**Directions for this task:**
Write out the records below word for word, please.

• • • •

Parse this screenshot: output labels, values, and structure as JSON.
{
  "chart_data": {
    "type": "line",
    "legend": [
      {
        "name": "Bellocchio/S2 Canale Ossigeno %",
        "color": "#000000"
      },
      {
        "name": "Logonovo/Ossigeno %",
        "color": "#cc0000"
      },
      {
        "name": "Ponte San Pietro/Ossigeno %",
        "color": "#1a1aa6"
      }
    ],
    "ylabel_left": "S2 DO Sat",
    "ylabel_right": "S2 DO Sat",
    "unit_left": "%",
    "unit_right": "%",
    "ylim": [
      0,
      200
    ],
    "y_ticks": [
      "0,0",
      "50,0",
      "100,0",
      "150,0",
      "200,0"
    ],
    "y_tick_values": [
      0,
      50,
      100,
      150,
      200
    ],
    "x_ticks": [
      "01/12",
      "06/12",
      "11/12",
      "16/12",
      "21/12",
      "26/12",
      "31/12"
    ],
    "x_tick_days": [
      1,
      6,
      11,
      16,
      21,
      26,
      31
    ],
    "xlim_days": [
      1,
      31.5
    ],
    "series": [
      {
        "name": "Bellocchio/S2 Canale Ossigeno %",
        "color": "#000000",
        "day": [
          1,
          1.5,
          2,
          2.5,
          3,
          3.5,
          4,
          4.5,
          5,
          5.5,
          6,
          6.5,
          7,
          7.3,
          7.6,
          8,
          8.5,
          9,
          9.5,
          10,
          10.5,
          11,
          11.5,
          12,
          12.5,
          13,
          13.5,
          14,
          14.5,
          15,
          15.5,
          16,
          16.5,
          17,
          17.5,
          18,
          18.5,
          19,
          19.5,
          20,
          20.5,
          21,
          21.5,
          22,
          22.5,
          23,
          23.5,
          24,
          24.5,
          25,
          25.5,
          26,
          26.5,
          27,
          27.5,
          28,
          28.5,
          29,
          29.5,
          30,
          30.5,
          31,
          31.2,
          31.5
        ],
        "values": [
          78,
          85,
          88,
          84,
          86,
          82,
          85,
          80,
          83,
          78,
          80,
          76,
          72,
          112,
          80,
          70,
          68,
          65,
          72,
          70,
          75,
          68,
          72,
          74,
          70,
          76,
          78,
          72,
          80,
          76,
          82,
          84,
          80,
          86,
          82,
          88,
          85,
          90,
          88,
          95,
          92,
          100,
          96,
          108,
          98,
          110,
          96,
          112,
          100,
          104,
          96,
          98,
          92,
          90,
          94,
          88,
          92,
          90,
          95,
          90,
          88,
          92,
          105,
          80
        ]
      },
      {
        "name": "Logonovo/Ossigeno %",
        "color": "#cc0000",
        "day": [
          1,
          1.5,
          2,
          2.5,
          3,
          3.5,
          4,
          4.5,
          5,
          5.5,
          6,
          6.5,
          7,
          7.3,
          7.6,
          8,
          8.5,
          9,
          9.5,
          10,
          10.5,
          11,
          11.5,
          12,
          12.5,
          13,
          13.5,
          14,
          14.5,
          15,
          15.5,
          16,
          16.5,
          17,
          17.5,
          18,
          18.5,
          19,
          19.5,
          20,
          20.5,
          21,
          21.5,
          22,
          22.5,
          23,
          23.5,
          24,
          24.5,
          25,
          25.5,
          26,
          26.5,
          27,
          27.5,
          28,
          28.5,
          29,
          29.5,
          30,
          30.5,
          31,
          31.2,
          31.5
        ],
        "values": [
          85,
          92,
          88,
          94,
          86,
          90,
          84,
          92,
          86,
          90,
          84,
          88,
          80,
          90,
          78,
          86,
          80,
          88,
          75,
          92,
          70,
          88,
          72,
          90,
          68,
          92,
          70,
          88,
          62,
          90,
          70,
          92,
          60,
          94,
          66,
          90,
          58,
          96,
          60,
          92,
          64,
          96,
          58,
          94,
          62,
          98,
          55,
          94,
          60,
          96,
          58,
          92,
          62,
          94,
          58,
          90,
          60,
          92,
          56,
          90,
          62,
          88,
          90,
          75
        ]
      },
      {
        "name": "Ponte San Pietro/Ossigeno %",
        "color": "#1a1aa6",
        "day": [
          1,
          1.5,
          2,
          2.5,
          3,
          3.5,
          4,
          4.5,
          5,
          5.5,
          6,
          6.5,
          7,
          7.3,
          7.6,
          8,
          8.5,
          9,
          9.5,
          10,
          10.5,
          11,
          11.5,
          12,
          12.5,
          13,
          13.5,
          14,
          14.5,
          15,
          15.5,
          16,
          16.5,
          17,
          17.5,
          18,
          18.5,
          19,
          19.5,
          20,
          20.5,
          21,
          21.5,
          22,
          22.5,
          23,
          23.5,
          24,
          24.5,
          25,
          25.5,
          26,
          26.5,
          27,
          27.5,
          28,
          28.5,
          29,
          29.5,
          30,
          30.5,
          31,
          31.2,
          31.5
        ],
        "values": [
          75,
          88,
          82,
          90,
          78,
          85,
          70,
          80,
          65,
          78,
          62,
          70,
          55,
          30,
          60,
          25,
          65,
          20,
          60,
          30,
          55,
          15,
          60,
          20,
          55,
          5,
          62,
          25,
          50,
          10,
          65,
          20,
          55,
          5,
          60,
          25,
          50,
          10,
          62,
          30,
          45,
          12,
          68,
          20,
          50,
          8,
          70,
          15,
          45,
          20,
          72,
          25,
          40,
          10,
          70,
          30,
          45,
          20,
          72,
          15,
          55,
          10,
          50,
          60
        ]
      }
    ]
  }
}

• • • •

**Response to this exercise:**
Parse this screenshot: output labels, values, and structure as JSON.
{
  "chart_data": {
    "type": "line",
    "legend": [
      {
        "name": "Bellocchio/S2 Canale Ossigeno %",
        "color": "#000000"
      },
      {
        "name": "Logonovo/Ossigeno %",
        "color": "#cc0000"
      },
      {
        "name": "Ponte San Pietro/Ossigeno %",
        "color": "#1a1aa6"
      }
    ],
    "ylabel_left": "S2 DO Sat",
    "ylabel_right": "S2 DO Sat",
    "unit_left": "%",
    "unit_right": "%",
    "ylim": [
      0,
      200
    ],
    "y_ticks": [
      "0,0",
      "50,0",
      "100,0",
      "150,0",
      "200,0"
    ],
    "y_tick_values": [
      0,
      50,
      100,
      150,
      200
    ],
    "x_ticks": [
      "01/12",
      "06/12",
      "11/12",
      "16/12",
      "21/12",
      "26/12",
      "31/12"
    ],
    "x_tick_days": [
      1,
      6,
      11,
      16,
      21,
      26,
      31
    ],
    "xlim_days": [
      1,
      31.5
    ],
    "series": [
      {
        "name": "Bellocchio/S2 Canale Ossigeno %",
        "color": "#000000",
        "day": [
          1,
          1.5,
          2,
          2.5,
          3,
          3.5,
          4,
          4.5,
          5,
          5.5,
          6,
          6.5,
          7,
          7.3,
          7.6,
          8,
          8.5,
          9,
          9.5,
          10,
          10.5,
          11,
          11.5,
          12,
          12.5,
          13,
          13.5,
          14,
          14.5,
          15,
          15.5,
          16,
          16.5,
          17,
          17.5,
          18,
          18.5,
          19,
          19.5,
          20,
          20.5,
          21,
          21.5,
          22,
          22.5,
          23,
          23.5,
          24,
          24.5,
          25,
          25.5,
          26,
          26.5,
          27,
          27.5,
          28,
          28.5,
          29,
          29.5,
          30,
          30.5,
          31,
          31.2,
          31.5
        ],
        "values": [
          78,
          85,
          88,
          84,
          86,
          82,
          85,
          80,
          83,
          78,
          80,
          76,
          72,
          112,
          80,
          70,
          68,
          65,
          72,
          70,
          75,
          68,
          72,
          74,
          70,
          76,
          78,
          72,
          80,
          76,
          82,
          84,
          80,
          86,
          82,
          88,
          85,
          90,
          88,
          95,
          92,
          100,
          96,
          108,
          98,
          110,
          96,
          112,
          100,
          104,
          96,
          98,
          92,
          90,
          94,
          88,
          92,
          90,
          95,
          90,
          88,
          92,
          105,
          80
        ]
      },
      {
        "name": "Logonovo/Ossigeno %",
        "color": "#cc0000",
        "day": [
          1,
          1.5,
          2,
          2.5,
          3,
          3.5,
          4,
          4.5,
          5,
          5.5,
          6,
          6.5,
          7,
          7.3,
          7.6,
          8,
          8.5,
          9,
          9.5,
          10,
          10.5,
          11,
          11.5,
          12,
          12.5,
          13,
          13.5,
          14,
          14.5,
          15,
          15.5,
          16,
          16.5,
          17,
          17.5,
          18,
          18.5,
          19,
          19.5,
          20,
          20.5,
          21,
          21.5,
          22,
          22.5,
          23,
          23.5,
          24,
          24.5,
          25,
          25.5,
          26,
          26.5,
          27,
          27.5,
          28,
          28.5,
          29,
          29.5,
          30,
          30.5,
          31,
          31.2,
          31.5
        ],
        "values": [
          85,
          92,
          88,
          94,
          86,
          90,
          84,
          92,
          86,
          90,
          84,
          88,
          80,
          90,
          78,
          86,
          80,
          88,
          75,
          92,
          70,
          88,
          72,
          90,
          68,
          92,
          70,
          88,
          62,
          90,
          70,
          92,
          60,
          94,
          66,
          90,
          58,
          96,
          60,
          92,
          64,
          96,
          58,
          94,
          62,
          98,
          55,
          94,
          60,
          96,
          58,
          92,
          62,
          94,
          58,
          90,
          60,
          92,
          56,
          90,
          62,
          88,
          90,
          75
        ]
      },
      {
        "name": "Ponte San Pietro/Ossigeno %",
        "color": "#1a1aa6",
        "day": [
          1,
          1.5,
          2,
          2.5,
          3,
          3.5,
          4,
          4.5,
          5,
          5.5,
          6,
          6.5,
          7,
          7.3,
          7.6,
          8,
          8.5,
          9,
          9.5,
          10,
          10.5,
          11,
          11.5,
          12,
          12.5,
          13,
          13.5,
          14,
          14.5,
          15,
          15.5,
          16,
          16.5,
          17,
          17.5,
          18,
          18.5,
          19,
          19.5,
          20,
          20.5,
          21,
          21.5,
          22,
          22.5,
          23,
          23.5,
          24,
          24.5,
          25,
          25.5,
          26,
          26.5,
          27,
          27.5,
          28,
          28.5,
          29,
          29.5,
          30,
          30.5,
          31,
          31.2,
          31.5
        ],
        "values": [
          75,
          88,
          82,
          90,
          78,
          85,
          70,
          80,
          65,
          78,
          62,
          70,
          55,
          30,
          60,
          25,
          65,
          20,
          60,
          30,
          55,
          15,
          60,
          20,
          55,
          5,
          62,
          25,
          50,
          10,
          65,
          20,
          55,
          5,
          60,
          25,
          50,
          10,
          62,
          30,
          45,
          12,
          68,
          20,
          50,
          8,
          70,
          15,
          45,
          20,
          72,
          25,
          40,
          10,
          70,
          30,
          45,
          20,
          72,
          15,
          55,
          10,
          50,
          60
        ]
      }
    ]
  }
}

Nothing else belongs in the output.